▸ **Work to be completed**: Omit all images. Write out the rest of the material exactly.

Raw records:
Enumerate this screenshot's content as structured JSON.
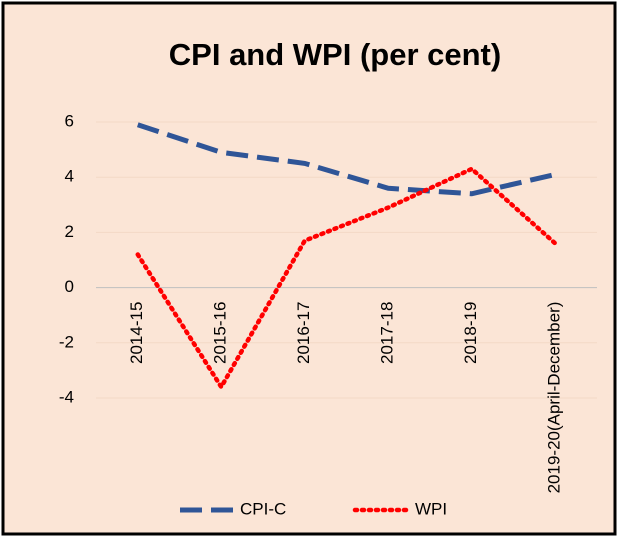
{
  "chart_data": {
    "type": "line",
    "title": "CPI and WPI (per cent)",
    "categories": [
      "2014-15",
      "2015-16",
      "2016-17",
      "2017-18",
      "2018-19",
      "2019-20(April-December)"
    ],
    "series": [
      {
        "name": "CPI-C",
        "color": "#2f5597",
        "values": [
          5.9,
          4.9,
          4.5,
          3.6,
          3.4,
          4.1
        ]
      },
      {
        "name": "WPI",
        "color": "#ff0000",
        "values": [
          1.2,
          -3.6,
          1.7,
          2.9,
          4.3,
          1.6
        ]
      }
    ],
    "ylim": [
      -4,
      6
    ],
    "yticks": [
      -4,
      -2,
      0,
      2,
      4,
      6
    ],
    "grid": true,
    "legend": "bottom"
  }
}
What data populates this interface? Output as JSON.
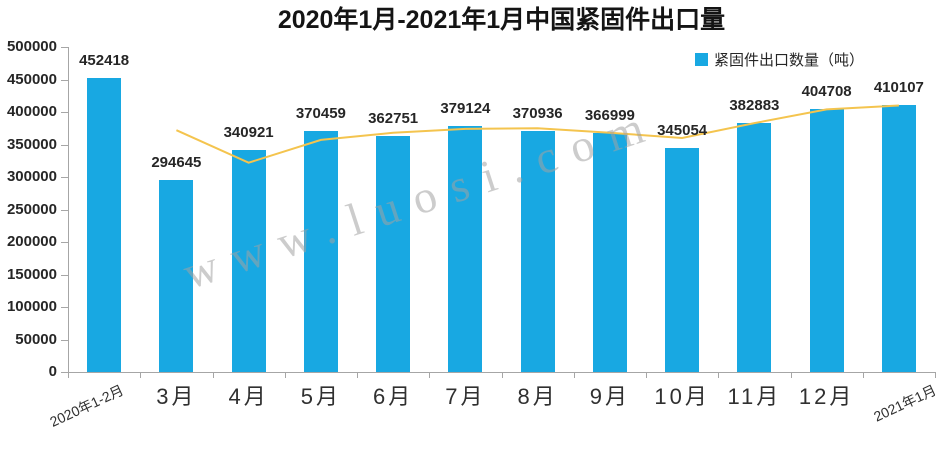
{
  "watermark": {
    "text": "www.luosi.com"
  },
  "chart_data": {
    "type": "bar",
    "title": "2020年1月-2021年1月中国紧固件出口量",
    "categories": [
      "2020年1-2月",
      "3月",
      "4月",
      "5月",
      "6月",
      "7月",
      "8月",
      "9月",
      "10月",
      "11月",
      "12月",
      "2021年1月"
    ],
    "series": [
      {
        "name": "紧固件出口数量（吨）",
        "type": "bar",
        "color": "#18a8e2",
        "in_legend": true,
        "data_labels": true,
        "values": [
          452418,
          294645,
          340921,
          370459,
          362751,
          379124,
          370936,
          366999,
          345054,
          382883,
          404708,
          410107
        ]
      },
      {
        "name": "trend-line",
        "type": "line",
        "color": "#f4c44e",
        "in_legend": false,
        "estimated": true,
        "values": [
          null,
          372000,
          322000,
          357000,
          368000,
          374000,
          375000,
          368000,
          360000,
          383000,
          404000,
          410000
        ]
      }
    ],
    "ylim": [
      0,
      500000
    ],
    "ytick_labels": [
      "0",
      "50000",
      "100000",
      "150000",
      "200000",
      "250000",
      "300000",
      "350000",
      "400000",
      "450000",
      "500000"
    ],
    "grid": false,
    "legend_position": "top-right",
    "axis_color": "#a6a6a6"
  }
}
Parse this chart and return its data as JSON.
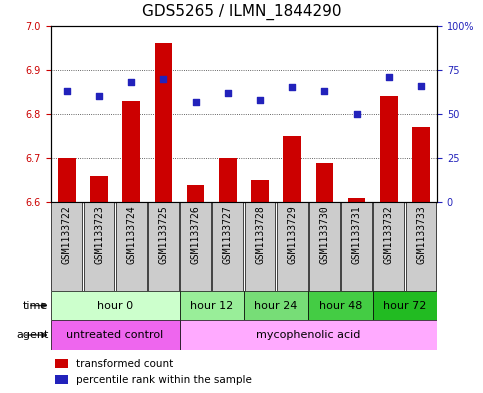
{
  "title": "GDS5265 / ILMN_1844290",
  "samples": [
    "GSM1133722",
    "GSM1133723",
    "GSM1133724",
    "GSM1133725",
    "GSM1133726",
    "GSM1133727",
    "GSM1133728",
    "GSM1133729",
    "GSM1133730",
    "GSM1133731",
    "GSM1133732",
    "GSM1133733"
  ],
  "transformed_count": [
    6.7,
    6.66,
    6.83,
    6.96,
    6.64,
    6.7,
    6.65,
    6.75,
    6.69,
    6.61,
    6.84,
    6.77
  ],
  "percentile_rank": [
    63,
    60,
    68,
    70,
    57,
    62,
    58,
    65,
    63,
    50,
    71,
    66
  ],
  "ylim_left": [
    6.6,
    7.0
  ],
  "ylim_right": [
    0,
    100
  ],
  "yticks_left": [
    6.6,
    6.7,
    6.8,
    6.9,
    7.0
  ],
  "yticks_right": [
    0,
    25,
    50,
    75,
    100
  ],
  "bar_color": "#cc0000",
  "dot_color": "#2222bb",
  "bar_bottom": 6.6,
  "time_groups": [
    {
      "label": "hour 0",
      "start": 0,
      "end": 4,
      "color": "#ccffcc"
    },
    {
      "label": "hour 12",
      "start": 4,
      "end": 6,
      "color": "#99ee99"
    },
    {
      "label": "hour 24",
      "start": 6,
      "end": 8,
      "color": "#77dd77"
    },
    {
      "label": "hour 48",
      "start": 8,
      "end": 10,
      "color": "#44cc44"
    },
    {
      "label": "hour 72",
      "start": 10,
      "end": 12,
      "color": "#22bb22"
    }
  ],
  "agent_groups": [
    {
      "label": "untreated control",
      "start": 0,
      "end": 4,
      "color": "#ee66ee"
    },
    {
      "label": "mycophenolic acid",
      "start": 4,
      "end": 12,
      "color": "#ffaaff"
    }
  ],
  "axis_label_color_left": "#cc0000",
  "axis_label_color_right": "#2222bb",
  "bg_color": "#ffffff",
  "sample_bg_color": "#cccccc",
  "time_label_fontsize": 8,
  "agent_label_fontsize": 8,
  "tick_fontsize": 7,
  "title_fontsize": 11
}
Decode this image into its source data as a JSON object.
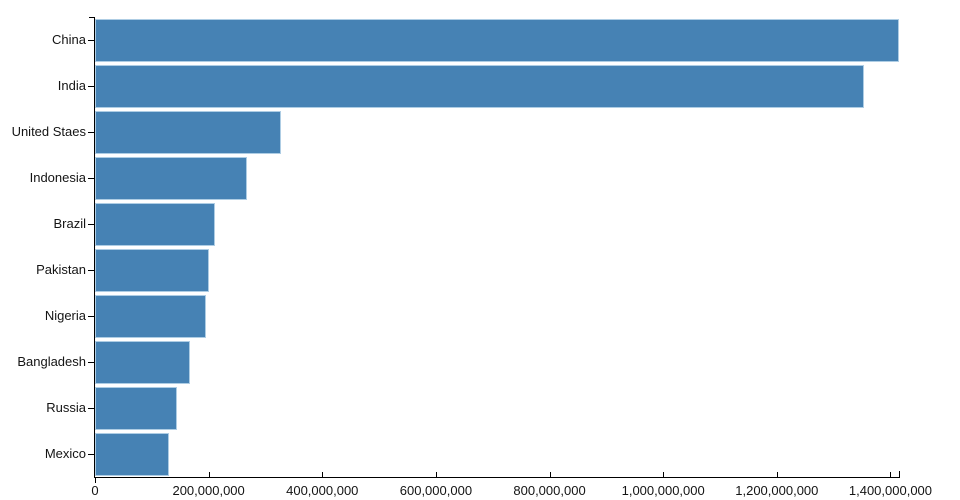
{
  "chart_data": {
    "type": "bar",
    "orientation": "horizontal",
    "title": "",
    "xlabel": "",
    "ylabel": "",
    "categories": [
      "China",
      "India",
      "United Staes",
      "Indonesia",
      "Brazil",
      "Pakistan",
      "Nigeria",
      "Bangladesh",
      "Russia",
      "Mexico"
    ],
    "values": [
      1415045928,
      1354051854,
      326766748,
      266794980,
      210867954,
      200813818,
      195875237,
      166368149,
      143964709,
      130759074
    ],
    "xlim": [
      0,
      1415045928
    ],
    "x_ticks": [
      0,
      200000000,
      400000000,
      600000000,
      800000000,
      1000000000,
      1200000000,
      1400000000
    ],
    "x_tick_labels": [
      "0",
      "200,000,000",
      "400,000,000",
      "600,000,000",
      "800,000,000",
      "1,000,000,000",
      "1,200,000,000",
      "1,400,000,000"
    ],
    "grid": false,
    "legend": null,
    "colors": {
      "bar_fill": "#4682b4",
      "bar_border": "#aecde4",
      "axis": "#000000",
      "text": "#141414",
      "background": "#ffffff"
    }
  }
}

▸ **Full output**:
Enumerate this screenshot's content as structured JSON.
{
  "chart_data": {
    "type": "line",
    "title": "CPI and WPI (per cent)",
    "categories": [
      "2014-15",
      "2015-16",
      "2016-17",
      "2017-18",
      "2018-19",
      "2019-20(April-December)"
    ],
    "series": [
      {
        "name": "CPI-C",
        "color": "#2f5597",
        "values": [
          5.9,
          4.9,
          4.5,
          3.6,
          3.4,
          4.1
        ]
      },
      {
        "name": "WPI",
        "color": "#ff0000",
        "values": [
          1.2,
          -3.6,
          1.7,
          2.9,
          4.3,
          1.6
        ]
      }
    ],
    "ylim": [
      -4,
      6
    ],
    "yticks": [
      -4,
      -2,
      0,
      2,
      4,
      6
    ],
    "grid": true,
    "legend": "bottom"
  }
}
What data populates this interface? Output as JSON.
{
  "watermark": {
    "text": "www.luosi.com"
  },
  "chart_data": {
    "type": "bar",
    "title": "2020年1月-2021年1月中国紧固件出口量",
    "categories": [
      "2020年1-2月",
      "3月",
      "4月",
      "5月",
      "6月",
      "7月",
      "8月",
      "9月",
      "10月",
      "11月",
      "12月",
      "2021年1月"
    ],
    "series": [
      {
        "name": "紧固件出口数量（吨）",
        "type": "bar",
        "color": "#18a8e2",
        "in_legend": true,
        "data_labels": true,
        "values": [
          452418,
          294645,
          340921,
          370459,
          362751,
          379124,
          370936,
          366999,
          345054,
          382883,
          404708,
          410107
        ]
      },
      {
        "name": "trend-line",
        "type": "line",
        "color": "#f4c44e",
        "in_legend": false,
        "estimated": true,
        "values": [
          null,
          372000,
          322000,
          357000,
          368000,
          374000,
          375000,
          368000,
          360000,
          383000,
          404000,
          410000
        ]
      }
    ],
    "ylim": [
      0,
      500000
    ],
    "ytick_labels": [
      "0",
      "50000",
      "100000",
      "150000",
      "200000",
      "250000",
      "300000",
      "350000",
      "400000",
      "450000",
      "500000"
    ],
    "grid": false,
    "legend_position": "top-right",
    "axis_color": "#a6a6a6"
  }
}
Parse this chart and return its data as JSON.
{
  "title": "GDS5265 / ILMN_1844290",
  "samples": [
    "GSM1133722",
    "GSM1133723",
    "GSM1133724",
    "GSM1133725",
    "GSM1133726",
    "GSM1133727",
    "GSM1133728",
    "GSM1133729",
    "GSM1133730",
    "GSM1133731",
    "GSM1133732",
    "GSM1133733"
  ],
  "transformed_count": [
    6.7,
    6.66,
    6.83,
    6.96,
    6.64,
    6.7,
    6.65,
    6.75,
    6.69,
    6.61,
    6.84,
    6.77
  ],
  "percentile_rank": [
    63,
    60,
    68,
    70,
    57,
    62,
    58,
    65,
    63,
    50,
    71,
    66
  ],
  "ylim_left": [
    6.6,
    7.0
  ],
  "ylim_right": [
    0,
    100
  ],
  "yticks_left": [
    6.6,
    6.7,
    6.8,
    6.9,
    7.0
  ],
  "yticks_right": [
    0,
    25,
    50,
    75,
    100
  ],
  "bar_color": "#cc0000",
  "dot_color": "#2222bb",
  "bar_bottom": 6.6,
  "time_groups": [
    {
      "label": "hour 0",
      "start": 0,
      "end": 4,
      "color": "#ccffcc"
    },
    {
      "label": "hour 12",
      "start": 4,
      "end": 6,
      "color": "#99ee99"
    },
    {
      "label": "hour 24",
      "start": 6,
      "end": 8,
      "color": "#77dd77"
    },
    {
      "label": "hour 48",
      "start": 8,
      "end": 10,
      "color": "#44cc44"
    },
    {
      "label": "hour 72",
      "start": 10,
      "end": 12,
      "color": "#22bb22"
    }
  ],
  "agent_groups": [
    {
      "label": "untreated control",
      "start": 0,
      "end": 4,
      "color": "#ee66ee"
    },
    {
      "label": "mycophenolic acid",
      "start": 4,
      "end": 12,
      "color": "#ffaaff"
    }
  ],
  "axis_label_color_left": "#cc0000",
  "axis_label_color_right": "#2222bb",
  "bg_color": "#ffffff",
  "sample_bg_color": "#cccccc",
  "time_label_fontsize": 8,
  "agent_label_fontsize": 8,
  "tick_fontsize": 7,
  "title_fontsize": 11
}
Decode this image into its source data as a JSON object.
{
  "chart_data": {
    "type": "bar",
    "orientation": "horizontal",
    "title": "",
    "xlabel": "",
    "ylabel": "",
    "categories": [
      "China",
      "India",
      "United Staes",
      "Indonesia",
      "Brazil",
      "Pakistan",
      "Nigeria",
      "Bangladesh",
      "Russia",
      "Mexico"
    ],
    "values": [
      1415045928,
      1354051854,
      326766748,
      266794980,
      210867954,
      200813818,
      195875237,
      166368149,
      143964709,
      130759074
    ],
    "xlim": [
      0,
      1415045928
    ],
    "x_ticks": [
      0,
      200000000,
      400000000,
      600000000,
      800000000,
      1000000000,
      1200000000,
      1400000000
    ],
    "x_tick_labels": [
      "0",
      "200,000,000",
      "400,000,000",
      "600,000,000",
      "800,000,000",
      "1,000,000,000",
      "1,200,000,000",
      "1,400,000,000"
    ],
    "grid": false,
    "legend": null,
    "colors": {
      "bar_fill": "#4682b4",
      "bar_border": "#aecde4",
      "axis": "#000000",
      "text": "#141414",
      "background": "#ffffff"
    }
  }
}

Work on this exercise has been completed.